**SELECTION**
** begin **

LoRA transport: upload / id / url / inline file (no shared filesystem)

Previously a per-request LoRA could only be a local path or HF id, which
assumed the client shared the server's filesystem. Add a content-addressed
store so remote clients can supply LoRAs by value or handle.

Request `loras` spec now accepts (resolved server-side, in priority):
  id "name:<registered>"  -> a LoRA trained on this server (path-independent)
  id "sha256:<hex>"       -> a previously uploaded blob
  file/data (base64)      -> inline weights, cached in the blob store
  url                     -> server downloads (cached by content hash)
  model/path              -> legacy local path / HF id (unchanged)

- loras.py: blob store (save_lora_blob / lora_blob_exists / _lora_blob_path),
  resolve_lora_ref(), resolve_request_loras() (in-place -> clean 400 on a
  missing blob / unknown name). New POST /v1/loras/upload (multipart / JSON
  base64 / raw, dedup) and GET /v1/loras/blob/{hash} existence check.

** end **

**WHAT TO WORK ON**
Repeat the LoRA transport text word for word from "Previously a per-request" up to and including "HF id (unchanged)". The records are separate material, apart from the LoRA transport text.

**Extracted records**
** begin **

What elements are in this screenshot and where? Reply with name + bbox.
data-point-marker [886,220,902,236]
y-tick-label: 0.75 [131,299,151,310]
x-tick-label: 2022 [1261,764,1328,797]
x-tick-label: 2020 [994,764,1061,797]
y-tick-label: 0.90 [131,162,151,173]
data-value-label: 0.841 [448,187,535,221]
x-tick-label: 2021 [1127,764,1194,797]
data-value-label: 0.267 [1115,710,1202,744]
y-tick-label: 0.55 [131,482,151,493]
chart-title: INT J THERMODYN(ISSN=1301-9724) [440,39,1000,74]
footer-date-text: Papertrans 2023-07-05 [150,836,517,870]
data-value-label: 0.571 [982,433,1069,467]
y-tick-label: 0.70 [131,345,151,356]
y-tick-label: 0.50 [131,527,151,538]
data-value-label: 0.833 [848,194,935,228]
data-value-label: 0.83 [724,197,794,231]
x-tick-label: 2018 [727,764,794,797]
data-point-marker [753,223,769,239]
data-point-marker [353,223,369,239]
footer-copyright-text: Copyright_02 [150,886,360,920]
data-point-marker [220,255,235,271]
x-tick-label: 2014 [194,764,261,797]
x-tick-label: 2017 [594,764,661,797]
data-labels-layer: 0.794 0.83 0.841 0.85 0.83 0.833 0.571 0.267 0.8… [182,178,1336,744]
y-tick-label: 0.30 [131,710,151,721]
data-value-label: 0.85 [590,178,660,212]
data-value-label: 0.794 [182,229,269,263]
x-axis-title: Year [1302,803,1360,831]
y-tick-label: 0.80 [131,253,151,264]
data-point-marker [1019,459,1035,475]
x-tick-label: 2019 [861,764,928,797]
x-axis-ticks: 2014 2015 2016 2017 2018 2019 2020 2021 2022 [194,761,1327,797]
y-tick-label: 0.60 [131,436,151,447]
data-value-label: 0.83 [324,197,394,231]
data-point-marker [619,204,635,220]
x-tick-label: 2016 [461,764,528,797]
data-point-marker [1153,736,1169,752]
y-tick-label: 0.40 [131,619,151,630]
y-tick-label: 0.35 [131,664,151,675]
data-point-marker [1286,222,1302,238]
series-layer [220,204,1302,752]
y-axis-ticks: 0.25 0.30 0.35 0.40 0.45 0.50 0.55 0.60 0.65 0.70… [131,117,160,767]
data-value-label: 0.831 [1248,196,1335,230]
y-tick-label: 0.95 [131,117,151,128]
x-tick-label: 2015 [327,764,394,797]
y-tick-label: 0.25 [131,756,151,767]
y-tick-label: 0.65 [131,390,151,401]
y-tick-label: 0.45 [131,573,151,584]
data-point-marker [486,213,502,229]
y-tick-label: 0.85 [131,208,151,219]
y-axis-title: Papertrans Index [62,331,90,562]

** end **

**EXERCISE RESPONSE**
Previously a per-request LoRA could only be a local path or HF id, which
assumed the client shared the server's filesystem. Add a content-addressed
store so remote clients can supply LoRAs by value or handle.

Request `loras` spec now accepts (resolved server-side, in priority):
  id "name:<registered>"  -> a LoRA trained on this server (path-independent)
  id "sha256:<hex>"       -> a previously uploaded blob
  file/data (base64)      -> inline weights, cached in the blob store
  url                     -> server downloads (cached by content hash)
  model/path              -> legacy local path / HF id (unchanged)